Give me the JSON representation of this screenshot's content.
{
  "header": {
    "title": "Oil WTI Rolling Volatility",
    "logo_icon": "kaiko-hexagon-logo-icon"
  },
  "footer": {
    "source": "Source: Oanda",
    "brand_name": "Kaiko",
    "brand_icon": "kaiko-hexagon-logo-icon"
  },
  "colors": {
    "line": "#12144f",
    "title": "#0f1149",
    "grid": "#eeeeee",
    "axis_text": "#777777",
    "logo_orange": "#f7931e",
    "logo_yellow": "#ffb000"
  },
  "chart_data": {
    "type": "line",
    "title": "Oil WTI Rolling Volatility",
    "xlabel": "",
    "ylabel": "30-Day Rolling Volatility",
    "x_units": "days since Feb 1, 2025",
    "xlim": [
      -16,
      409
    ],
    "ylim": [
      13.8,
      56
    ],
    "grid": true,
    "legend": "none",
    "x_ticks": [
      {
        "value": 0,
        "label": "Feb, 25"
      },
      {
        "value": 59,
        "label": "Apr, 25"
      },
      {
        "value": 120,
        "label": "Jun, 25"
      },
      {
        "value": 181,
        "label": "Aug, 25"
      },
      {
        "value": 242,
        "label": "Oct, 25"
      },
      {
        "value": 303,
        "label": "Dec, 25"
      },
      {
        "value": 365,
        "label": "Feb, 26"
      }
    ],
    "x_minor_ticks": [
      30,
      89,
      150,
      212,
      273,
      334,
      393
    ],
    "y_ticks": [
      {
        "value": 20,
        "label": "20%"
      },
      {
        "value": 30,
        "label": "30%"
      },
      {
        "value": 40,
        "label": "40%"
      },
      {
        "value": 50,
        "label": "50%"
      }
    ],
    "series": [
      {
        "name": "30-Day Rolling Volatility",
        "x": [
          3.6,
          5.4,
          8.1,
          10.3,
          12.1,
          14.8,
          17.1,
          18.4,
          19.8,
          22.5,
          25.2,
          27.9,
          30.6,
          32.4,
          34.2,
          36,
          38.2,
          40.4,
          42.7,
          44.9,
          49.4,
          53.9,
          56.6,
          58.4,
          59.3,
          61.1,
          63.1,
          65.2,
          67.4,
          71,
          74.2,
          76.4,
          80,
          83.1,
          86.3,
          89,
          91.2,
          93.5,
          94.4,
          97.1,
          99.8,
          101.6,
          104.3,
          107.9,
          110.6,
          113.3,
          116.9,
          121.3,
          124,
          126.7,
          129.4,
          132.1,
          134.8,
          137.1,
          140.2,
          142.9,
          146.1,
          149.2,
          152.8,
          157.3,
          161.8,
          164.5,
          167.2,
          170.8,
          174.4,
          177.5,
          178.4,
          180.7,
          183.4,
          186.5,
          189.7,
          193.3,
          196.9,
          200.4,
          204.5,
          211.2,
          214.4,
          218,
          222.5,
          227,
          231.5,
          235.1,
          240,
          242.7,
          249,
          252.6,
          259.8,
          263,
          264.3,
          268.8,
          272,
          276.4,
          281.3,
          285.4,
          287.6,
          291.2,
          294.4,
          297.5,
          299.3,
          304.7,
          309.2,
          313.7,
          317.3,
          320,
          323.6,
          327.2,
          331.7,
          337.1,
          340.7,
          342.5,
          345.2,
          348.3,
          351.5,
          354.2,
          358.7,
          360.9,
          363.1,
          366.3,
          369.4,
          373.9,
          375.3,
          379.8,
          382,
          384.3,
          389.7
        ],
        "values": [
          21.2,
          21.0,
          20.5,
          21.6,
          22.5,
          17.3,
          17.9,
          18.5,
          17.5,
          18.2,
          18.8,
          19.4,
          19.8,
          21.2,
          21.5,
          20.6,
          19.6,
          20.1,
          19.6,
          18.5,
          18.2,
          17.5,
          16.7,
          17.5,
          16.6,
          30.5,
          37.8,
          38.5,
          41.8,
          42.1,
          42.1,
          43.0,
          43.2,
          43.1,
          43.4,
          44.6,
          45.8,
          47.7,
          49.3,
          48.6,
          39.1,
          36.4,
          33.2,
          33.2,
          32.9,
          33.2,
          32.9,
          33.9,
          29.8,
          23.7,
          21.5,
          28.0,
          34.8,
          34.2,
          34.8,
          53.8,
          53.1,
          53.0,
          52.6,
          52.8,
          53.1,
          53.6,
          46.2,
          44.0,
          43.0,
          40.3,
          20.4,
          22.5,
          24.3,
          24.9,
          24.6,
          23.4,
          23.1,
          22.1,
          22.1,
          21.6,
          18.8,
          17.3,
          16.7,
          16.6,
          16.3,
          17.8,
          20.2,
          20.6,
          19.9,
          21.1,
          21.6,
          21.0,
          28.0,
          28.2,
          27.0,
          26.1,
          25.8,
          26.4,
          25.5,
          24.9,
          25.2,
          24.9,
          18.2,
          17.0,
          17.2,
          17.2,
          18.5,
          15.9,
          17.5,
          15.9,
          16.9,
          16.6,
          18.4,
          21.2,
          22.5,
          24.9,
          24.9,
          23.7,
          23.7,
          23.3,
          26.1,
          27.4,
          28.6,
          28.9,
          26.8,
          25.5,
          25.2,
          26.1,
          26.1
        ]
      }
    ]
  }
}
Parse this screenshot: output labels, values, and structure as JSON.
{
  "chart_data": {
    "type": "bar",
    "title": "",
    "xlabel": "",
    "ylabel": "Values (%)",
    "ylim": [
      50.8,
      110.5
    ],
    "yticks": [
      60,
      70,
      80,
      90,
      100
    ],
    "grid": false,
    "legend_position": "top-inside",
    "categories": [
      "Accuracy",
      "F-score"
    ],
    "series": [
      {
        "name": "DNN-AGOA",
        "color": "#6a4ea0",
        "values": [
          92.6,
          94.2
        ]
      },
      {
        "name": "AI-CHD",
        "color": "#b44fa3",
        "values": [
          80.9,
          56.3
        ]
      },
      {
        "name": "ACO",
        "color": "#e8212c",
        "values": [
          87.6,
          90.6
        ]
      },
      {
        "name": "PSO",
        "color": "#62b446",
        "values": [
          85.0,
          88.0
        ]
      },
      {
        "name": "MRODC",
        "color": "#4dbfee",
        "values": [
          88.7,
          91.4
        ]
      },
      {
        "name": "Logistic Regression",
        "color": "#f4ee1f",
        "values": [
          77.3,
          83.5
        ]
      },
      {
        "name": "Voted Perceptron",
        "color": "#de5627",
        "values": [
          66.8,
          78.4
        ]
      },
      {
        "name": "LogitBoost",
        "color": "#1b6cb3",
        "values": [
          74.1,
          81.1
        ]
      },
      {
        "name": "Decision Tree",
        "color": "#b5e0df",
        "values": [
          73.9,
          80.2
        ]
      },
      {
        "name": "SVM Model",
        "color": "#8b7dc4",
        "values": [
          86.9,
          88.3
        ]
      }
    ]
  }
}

**Your instructions**
Find how many lines include the string "Rolling" and report that number alone.

**Reply to the task**
4